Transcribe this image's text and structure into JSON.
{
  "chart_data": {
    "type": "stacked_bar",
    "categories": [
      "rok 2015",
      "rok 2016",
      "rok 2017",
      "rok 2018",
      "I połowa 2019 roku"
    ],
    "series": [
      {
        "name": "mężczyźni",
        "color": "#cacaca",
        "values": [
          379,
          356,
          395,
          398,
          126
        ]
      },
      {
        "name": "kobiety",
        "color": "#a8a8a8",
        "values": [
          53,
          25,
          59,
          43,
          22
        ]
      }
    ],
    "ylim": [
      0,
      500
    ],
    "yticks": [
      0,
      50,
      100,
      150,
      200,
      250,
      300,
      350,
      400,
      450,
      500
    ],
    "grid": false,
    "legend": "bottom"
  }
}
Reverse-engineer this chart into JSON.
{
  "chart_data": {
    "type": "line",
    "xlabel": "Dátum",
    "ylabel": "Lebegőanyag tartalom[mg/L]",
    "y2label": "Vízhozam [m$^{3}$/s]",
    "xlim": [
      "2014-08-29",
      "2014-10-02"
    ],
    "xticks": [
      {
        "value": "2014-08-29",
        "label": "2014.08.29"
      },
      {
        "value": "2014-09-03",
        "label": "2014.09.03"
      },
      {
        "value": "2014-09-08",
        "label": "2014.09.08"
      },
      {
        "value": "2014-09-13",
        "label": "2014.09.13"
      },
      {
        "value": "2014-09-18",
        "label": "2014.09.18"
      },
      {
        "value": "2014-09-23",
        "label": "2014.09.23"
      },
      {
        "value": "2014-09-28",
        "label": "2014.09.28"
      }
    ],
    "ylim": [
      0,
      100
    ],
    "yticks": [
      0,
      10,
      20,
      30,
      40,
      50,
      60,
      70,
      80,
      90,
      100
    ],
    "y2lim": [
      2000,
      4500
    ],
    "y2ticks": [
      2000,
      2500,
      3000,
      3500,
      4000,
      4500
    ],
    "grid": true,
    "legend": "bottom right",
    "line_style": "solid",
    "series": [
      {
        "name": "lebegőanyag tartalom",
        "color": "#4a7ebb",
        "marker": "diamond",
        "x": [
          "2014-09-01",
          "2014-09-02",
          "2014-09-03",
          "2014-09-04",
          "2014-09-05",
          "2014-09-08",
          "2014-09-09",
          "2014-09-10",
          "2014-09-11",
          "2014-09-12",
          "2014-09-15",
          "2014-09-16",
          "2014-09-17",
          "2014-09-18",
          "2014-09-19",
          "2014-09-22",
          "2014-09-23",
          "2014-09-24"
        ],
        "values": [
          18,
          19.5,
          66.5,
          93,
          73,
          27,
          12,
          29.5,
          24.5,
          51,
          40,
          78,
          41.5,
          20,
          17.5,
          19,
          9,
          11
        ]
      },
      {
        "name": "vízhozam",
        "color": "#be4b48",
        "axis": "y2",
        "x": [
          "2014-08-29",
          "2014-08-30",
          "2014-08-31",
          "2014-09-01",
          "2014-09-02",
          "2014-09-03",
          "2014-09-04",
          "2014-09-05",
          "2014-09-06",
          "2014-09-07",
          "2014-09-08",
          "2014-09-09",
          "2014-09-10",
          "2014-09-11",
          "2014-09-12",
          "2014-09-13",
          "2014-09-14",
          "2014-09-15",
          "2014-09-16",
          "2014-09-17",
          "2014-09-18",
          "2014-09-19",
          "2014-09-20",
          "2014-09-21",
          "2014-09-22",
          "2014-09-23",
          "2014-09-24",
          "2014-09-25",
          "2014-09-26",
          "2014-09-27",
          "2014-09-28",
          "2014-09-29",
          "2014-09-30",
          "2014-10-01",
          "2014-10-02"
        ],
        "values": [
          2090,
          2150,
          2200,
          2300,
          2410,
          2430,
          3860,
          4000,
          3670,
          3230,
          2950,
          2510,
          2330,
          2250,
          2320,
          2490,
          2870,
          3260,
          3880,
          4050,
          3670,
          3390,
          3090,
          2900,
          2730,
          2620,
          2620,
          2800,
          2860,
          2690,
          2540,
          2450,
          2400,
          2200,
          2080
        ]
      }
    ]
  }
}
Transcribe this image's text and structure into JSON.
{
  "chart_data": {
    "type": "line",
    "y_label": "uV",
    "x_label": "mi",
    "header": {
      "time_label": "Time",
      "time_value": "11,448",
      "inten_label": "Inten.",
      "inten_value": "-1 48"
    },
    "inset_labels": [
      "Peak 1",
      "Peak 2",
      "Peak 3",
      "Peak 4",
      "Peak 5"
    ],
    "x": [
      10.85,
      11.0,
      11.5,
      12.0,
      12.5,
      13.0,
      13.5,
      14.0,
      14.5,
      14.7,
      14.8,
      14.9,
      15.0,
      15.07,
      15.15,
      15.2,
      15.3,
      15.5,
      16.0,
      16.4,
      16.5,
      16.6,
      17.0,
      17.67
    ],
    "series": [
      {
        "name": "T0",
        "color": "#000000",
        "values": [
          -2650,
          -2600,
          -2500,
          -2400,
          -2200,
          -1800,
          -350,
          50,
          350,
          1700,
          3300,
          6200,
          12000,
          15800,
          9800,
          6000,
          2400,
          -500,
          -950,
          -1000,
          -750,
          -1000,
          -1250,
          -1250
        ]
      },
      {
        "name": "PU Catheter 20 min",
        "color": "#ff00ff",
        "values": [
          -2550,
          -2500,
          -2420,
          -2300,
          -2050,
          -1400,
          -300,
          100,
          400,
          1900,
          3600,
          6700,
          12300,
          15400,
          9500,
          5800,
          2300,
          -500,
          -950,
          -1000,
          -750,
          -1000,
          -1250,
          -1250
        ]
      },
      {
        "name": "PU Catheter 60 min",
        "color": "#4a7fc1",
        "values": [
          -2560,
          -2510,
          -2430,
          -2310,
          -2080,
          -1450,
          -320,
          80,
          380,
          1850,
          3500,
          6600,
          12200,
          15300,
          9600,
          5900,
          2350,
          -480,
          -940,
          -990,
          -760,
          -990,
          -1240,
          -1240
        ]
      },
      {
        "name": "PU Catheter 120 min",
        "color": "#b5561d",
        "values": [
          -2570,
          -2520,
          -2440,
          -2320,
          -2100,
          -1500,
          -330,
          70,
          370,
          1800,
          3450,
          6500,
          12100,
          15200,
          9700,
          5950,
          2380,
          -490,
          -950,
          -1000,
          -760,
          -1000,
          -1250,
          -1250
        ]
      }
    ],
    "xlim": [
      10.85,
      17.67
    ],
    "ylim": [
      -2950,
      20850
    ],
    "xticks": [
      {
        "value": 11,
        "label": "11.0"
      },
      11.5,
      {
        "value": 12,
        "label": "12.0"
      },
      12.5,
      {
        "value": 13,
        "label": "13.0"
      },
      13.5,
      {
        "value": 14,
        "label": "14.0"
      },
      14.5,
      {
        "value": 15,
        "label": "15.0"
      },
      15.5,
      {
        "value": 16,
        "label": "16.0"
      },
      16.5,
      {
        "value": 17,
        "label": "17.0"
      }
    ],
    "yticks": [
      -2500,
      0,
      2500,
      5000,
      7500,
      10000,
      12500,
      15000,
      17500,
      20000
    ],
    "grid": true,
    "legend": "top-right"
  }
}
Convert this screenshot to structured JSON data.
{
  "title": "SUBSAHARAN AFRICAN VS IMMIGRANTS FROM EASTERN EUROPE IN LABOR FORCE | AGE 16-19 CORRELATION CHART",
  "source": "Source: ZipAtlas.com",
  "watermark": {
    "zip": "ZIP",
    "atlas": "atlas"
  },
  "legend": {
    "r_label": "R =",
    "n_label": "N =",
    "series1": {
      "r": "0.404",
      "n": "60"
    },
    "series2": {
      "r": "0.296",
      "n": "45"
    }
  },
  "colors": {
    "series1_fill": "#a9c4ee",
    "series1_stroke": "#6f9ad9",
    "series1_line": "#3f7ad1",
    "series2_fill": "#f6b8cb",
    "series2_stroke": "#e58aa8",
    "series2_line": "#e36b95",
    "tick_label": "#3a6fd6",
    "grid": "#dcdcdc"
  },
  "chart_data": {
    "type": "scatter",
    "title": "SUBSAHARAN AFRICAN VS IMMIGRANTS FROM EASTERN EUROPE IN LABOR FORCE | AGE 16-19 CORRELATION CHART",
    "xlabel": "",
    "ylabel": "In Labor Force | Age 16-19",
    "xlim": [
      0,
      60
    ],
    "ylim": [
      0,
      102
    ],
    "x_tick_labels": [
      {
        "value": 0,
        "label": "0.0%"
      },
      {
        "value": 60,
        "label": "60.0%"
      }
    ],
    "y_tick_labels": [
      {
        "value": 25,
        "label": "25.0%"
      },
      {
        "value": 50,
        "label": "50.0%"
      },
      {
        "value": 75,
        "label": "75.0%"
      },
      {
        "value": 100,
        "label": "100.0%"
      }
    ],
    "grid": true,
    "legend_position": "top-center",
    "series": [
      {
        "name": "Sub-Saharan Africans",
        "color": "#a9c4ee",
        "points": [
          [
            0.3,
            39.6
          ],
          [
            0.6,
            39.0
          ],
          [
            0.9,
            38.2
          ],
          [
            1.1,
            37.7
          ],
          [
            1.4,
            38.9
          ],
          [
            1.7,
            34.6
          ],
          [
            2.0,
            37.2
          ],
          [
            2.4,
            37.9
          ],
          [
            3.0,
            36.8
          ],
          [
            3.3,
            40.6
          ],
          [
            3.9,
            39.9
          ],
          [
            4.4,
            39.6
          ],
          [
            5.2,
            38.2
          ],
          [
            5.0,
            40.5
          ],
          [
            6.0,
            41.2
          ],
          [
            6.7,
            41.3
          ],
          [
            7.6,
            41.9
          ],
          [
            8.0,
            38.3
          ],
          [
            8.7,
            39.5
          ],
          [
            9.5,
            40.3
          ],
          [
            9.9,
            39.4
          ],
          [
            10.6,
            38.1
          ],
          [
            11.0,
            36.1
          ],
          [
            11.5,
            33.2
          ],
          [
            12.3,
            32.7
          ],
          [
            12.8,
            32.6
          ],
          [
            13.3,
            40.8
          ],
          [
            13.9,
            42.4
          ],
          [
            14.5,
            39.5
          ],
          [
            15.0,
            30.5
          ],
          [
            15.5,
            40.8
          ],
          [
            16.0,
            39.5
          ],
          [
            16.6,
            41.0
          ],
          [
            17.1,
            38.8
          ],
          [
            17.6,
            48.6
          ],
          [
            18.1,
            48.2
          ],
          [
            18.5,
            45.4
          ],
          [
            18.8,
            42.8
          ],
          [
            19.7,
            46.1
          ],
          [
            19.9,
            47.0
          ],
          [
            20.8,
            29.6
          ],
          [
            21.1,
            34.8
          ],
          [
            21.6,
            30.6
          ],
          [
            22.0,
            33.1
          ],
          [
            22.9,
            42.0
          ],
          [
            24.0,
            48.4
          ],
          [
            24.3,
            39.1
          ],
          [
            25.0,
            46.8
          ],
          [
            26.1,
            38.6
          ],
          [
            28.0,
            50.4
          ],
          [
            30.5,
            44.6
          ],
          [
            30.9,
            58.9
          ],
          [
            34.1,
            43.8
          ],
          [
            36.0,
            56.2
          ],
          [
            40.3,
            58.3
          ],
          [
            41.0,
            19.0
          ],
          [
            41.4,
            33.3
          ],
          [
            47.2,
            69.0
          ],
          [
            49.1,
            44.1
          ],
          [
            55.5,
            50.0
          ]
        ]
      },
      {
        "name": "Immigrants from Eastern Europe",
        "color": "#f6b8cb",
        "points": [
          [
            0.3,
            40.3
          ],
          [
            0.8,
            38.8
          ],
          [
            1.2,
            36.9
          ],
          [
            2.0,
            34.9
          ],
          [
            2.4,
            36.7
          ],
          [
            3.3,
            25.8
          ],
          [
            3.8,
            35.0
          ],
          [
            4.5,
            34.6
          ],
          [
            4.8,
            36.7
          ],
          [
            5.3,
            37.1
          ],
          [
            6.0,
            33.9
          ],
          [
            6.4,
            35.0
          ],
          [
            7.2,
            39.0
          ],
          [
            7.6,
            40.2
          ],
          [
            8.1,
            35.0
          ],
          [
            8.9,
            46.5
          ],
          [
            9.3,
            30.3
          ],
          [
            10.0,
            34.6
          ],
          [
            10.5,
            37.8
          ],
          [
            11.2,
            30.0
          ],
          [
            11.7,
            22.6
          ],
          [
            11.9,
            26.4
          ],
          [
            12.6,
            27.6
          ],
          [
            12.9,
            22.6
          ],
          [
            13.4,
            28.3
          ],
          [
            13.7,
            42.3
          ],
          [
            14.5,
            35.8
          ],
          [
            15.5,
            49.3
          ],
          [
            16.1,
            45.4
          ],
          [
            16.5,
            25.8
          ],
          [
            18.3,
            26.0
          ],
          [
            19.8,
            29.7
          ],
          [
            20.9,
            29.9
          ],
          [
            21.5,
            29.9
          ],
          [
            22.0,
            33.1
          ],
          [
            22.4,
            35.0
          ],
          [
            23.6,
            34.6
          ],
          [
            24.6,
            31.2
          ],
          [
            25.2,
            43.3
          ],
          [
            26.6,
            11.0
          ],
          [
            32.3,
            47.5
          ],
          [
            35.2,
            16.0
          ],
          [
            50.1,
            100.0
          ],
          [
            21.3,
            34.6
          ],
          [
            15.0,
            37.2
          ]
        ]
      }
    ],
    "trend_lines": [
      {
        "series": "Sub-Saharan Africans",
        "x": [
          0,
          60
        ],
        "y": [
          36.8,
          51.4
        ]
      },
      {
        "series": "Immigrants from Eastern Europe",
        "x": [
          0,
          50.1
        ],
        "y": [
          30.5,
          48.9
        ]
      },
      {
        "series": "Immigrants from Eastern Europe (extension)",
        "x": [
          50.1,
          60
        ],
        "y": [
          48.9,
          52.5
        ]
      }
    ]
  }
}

» WRITTEN INSTRUCTION: Copy every line of the listing where the word "Africans" appears.

» THE COMPLETED TASK:
        "name": "Sub-Saharan Africans",
        "series": "Sub-Saharan Africans",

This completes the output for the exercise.